> _WHAT IS NEEDED_
All the data must come back unchanged, except that pictures are left out.

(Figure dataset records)
begin

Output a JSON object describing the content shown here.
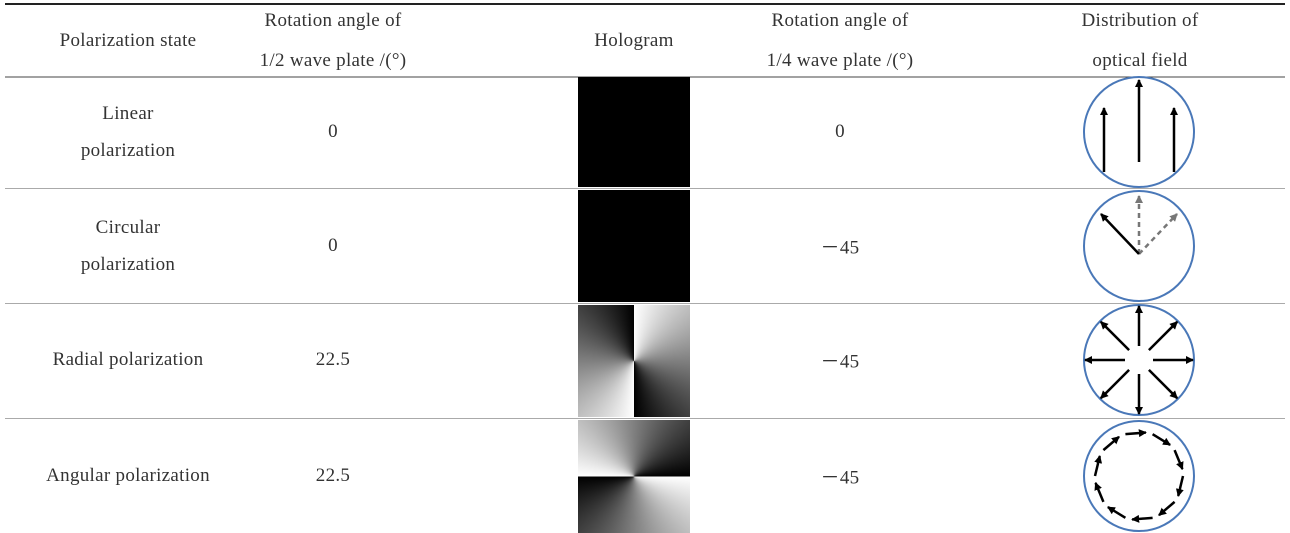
{
  "table": {
    "header": [
      [
        "Polarization state"
      ],
      [
        "Rotation angle of",
        "1/2 wave plate /(°)"
      ],
      [
        "Hologram"
      ],
      [
        "Rotation angle of",
        "1/4 wave plate /(°)"
      ],
      [
        "Distribution of",
        "optical field"
      ]
    ],
    "rows": [
      {
        "state": [
          "Linear",
          "polarization"
        ],
        "half_wave": "0",
        "quarter_wave": "0"
      },
      {
        "state": [
          "Circular",
          "polarization"
        ],
        "half_wave": "0",
        "quarter_wave": "－45"
      },
      {
        "state": [
          "Radial polarization"
        ],
        "half_wave": "22.5",
        "quarter_wave": "－45"
      },
      {
        "state": [
          "Angular polarization"
        ],
        "half_wave": "22.5",
        "quarter_wave": "－45"
      }
    ]
  }
}
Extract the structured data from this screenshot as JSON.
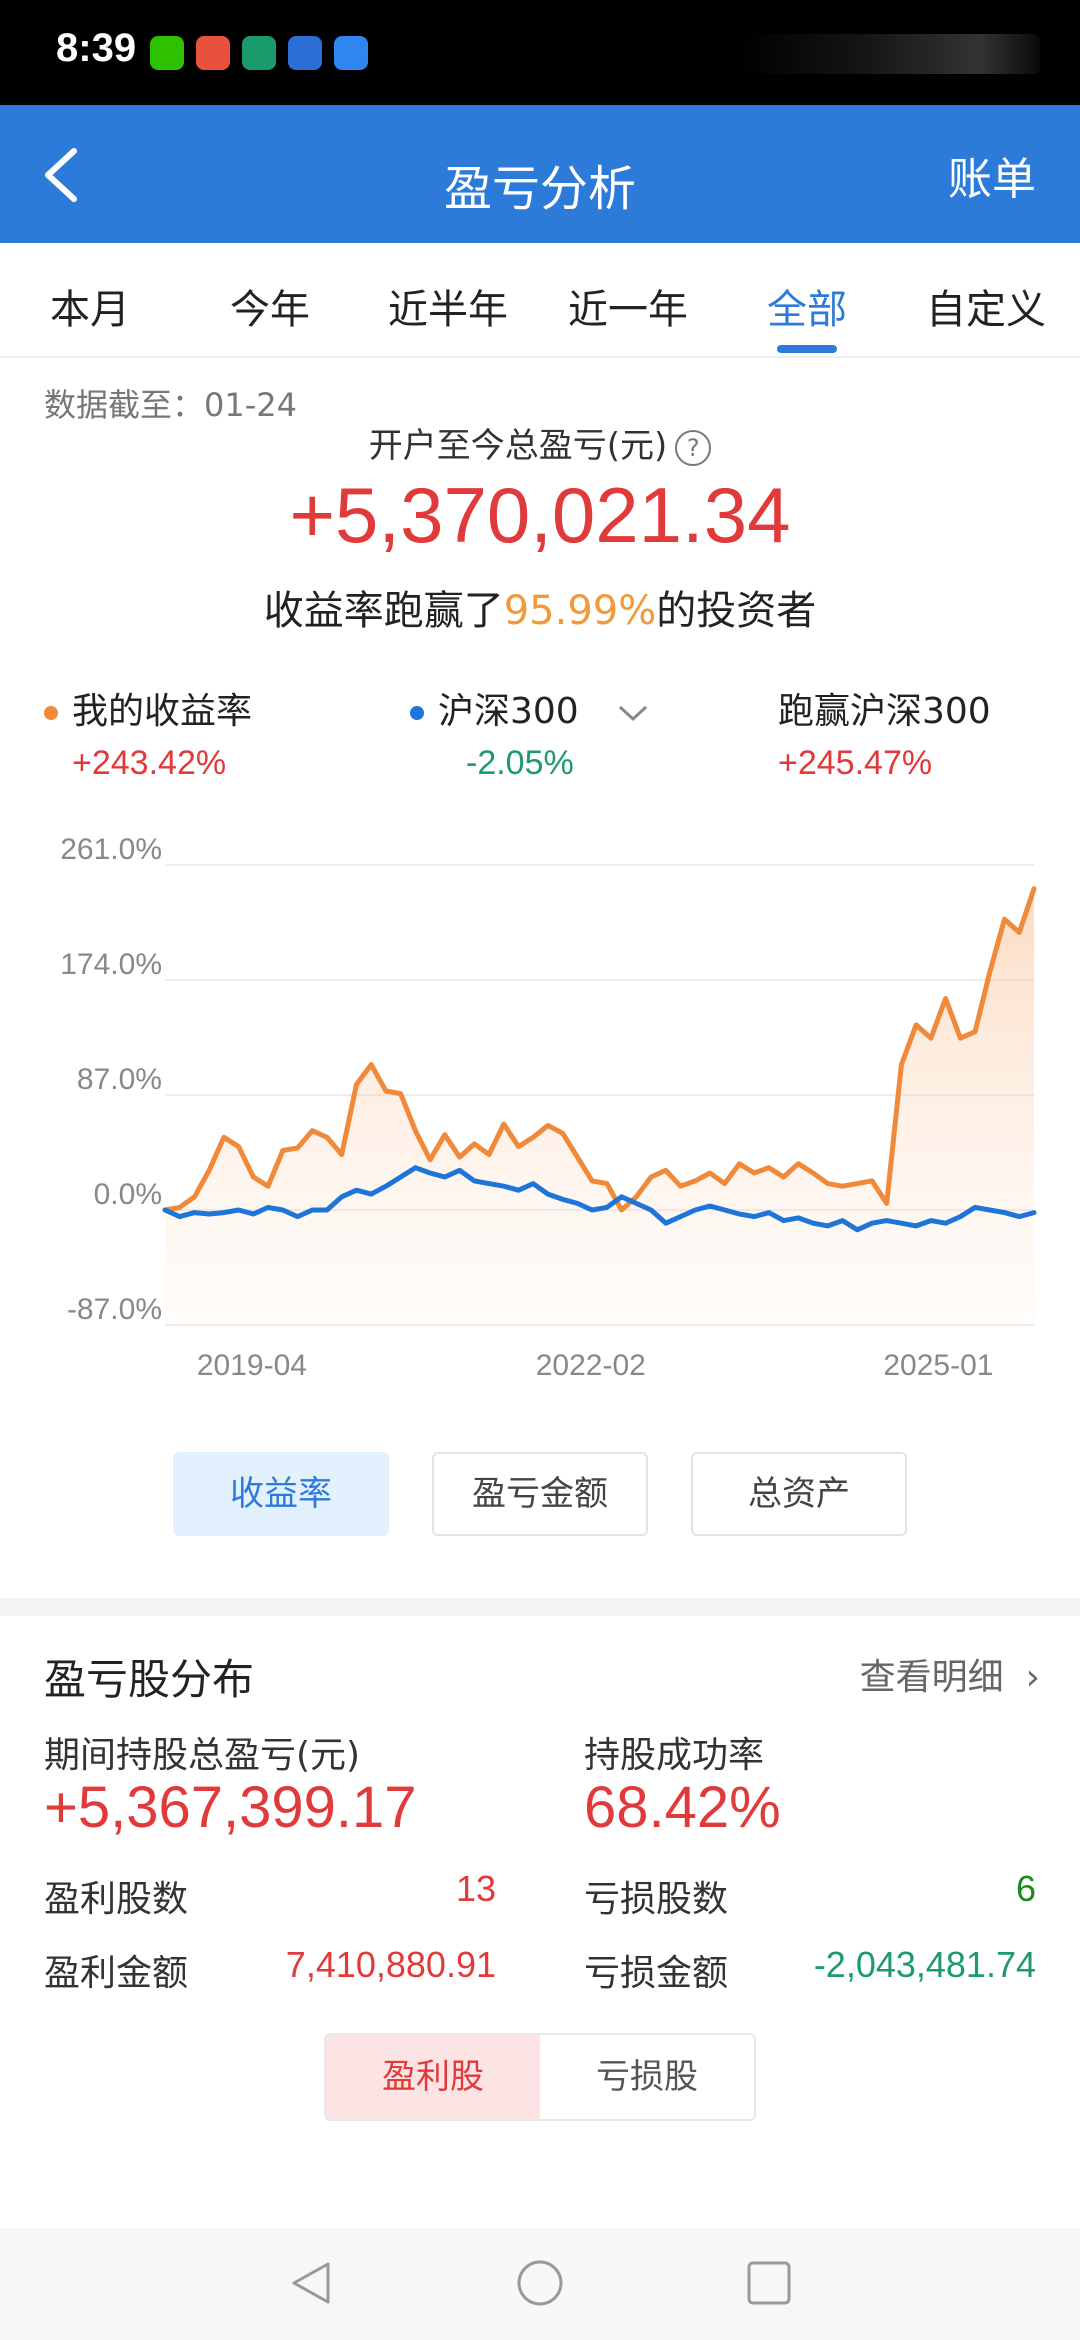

end

> _SOLVED EXERCISE_
Output a JSON object describing the content shown here.
{
  "table": {
    "header": [
      [
        "Polarization state"
      ],
      [
        "Rotation angle of",
        "1/2 wave plate /(°)"
      ],
      [
        "Hologram"
      ],
      [
        "Rotation angle of",
        "1/4 wave plate /(°)"
      ],
      [
        "Distribution of",
        "optical field"
      ]
    ],
    "rows": [
      {
        "state": [
          "Linear",
          "polarization"
        ],
        "half_wave": "0",
        "quarter_wave": "0"
      },
      {
        "state": [
          "Circular",
          "polarization"
        ],
        "half_wave": "0",
        "quarter_wave": "－45"
      },
      {
        "state": [
          "Radial polarization"
        ],
        "half_wave": "22.5",
        "quarter_wave": "－45"
      },
      {
        "state": [
          "Angular polarization"
        ],
        "half_wave": "22.5",
        "quarter_wave": "－45"
      }
    ]
  }
}
Extract the structured data from this screenshot as JSON.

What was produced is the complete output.